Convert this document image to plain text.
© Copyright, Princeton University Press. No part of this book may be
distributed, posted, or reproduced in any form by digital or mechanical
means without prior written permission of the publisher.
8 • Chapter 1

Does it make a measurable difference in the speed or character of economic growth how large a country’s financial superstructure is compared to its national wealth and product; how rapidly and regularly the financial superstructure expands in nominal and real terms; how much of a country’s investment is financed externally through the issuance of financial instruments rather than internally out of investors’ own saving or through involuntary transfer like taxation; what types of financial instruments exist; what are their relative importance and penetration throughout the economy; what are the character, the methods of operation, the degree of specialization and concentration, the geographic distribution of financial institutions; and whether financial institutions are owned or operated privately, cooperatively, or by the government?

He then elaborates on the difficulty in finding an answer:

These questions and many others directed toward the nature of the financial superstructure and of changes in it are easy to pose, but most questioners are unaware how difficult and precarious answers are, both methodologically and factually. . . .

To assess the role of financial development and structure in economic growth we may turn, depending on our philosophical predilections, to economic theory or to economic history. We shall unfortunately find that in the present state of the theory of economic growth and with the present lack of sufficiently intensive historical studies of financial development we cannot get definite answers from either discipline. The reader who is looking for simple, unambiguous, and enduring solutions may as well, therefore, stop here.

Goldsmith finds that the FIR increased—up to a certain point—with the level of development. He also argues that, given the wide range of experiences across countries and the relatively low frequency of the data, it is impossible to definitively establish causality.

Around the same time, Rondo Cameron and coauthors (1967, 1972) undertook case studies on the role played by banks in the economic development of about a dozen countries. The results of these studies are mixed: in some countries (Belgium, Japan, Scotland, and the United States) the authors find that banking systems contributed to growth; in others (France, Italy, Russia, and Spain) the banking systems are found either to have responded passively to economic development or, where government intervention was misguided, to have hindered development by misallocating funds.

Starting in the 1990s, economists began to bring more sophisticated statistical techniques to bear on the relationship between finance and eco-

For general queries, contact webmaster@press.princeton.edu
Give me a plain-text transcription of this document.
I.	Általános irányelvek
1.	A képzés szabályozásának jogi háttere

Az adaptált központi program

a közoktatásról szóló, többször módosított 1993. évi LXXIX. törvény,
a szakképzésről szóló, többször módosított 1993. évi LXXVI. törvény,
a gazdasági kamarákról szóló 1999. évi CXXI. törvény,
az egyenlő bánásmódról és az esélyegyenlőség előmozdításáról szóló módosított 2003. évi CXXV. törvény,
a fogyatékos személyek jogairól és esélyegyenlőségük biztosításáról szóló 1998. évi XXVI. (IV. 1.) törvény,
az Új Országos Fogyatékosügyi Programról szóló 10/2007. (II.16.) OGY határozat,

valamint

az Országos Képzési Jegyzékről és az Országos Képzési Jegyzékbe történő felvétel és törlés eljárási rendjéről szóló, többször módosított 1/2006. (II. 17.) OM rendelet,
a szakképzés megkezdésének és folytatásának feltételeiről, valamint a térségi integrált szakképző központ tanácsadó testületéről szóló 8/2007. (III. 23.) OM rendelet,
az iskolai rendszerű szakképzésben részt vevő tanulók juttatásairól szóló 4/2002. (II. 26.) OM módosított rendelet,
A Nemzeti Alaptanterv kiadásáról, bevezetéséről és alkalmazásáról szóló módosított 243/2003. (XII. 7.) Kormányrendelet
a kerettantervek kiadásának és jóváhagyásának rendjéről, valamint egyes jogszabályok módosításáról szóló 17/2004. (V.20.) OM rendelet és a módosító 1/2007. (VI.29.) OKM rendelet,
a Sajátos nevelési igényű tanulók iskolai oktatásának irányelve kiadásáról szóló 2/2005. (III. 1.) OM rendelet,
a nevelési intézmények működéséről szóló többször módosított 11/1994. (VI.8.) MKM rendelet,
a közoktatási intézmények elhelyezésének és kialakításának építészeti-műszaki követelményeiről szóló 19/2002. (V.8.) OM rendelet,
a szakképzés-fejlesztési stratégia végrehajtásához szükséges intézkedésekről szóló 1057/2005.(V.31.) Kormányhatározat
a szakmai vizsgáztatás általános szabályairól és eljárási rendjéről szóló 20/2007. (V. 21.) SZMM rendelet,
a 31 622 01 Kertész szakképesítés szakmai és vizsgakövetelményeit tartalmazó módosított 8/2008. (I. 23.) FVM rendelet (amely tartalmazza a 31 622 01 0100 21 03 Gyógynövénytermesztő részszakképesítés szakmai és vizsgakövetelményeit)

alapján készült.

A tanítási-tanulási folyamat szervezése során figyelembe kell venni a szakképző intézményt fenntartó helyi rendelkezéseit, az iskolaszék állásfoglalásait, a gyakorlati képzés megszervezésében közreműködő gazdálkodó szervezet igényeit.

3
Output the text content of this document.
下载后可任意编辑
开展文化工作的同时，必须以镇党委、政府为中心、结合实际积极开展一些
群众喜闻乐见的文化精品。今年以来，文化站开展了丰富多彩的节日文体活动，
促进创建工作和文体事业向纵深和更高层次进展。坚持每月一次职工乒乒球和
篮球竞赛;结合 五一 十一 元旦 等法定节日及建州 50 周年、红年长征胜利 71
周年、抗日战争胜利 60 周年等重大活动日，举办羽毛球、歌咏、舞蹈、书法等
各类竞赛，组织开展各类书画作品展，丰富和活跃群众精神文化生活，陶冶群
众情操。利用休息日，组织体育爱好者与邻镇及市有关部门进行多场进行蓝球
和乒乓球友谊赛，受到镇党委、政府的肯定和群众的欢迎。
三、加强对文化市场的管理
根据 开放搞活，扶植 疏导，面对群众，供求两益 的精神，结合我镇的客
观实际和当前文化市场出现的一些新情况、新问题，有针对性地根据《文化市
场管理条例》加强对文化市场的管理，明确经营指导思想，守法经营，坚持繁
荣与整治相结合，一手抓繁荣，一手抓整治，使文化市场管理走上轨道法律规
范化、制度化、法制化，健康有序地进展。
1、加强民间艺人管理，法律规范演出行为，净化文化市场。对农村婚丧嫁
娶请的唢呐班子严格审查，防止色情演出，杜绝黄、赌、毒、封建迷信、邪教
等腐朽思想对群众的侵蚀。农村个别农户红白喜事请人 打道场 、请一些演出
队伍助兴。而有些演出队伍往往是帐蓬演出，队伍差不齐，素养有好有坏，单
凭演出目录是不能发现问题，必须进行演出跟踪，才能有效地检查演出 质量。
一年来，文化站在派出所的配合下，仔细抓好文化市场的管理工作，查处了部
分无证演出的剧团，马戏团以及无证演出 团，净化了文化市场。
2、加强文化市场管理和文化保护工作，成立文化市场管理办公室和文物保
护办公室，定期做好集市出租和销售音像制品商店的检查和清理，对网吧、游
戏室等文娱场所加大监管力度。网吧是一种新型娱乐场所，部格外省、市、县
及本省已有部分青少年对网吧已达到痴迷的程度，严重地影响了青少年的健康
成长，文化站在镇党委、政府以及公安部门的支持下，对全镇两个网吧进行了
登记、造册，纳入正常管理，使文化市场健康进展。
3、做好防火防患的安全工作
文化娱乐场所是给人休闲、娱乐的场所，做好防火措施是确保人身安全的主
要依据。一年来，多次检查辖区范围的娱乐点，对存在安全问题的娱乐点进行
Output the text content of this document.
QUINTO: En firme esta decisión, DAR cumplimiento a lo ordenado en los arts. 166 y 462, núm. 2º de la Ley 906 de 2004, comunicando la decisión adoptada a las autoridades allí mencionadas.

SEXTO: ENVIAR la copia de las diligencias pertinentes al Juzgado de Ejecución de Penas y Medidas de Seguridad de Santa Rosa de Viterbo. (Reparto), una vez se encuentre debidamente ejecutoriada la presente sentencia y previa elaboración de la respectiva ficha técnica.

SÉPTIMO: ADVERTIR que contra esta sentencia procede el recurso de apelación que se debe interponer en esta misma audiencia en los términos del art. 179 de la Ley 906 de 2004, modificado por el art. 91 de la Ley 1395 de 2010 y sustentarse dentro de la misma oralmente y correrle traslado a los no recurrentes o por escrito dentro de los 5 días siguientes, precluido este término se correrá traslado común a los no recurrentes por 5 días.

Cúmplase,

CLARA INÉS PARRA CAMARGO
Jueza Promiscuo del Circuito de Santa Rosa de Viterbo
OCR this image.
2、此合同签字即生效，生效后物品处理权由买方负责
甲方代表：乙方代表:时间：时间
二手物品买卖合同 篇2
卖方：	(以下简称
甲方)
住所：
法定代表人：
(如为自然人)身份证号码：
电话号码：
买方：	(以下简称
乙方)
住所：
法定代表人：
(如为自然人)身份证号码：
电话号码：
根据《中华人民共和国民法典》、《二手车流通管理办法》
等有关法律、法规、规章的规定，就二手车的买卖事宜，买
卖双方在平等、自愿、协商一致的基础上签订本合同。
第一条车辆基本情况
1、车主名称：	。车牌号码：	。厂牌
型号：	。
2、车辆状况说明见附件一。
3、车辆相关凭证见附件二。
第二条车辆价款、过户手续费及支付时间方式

SET TASK: Show the lines where the word "Santa" appears in the entries.

SOLUTION TO THIS PROBLEM:
SEXTO: ENVIAR la copia de las diligencias pertinentes al Juzgado de Ejecución de Penas y Medidas de Seguridad de Santa Rosa de Viterbo. (Reparto), una vez se encuentre debidamente ejecutoriada la presente sentencia y previa elaboración de la respectiva ficha técnica.
Jueza Promiscuo del Circuito de Santa Rosa de Viterbo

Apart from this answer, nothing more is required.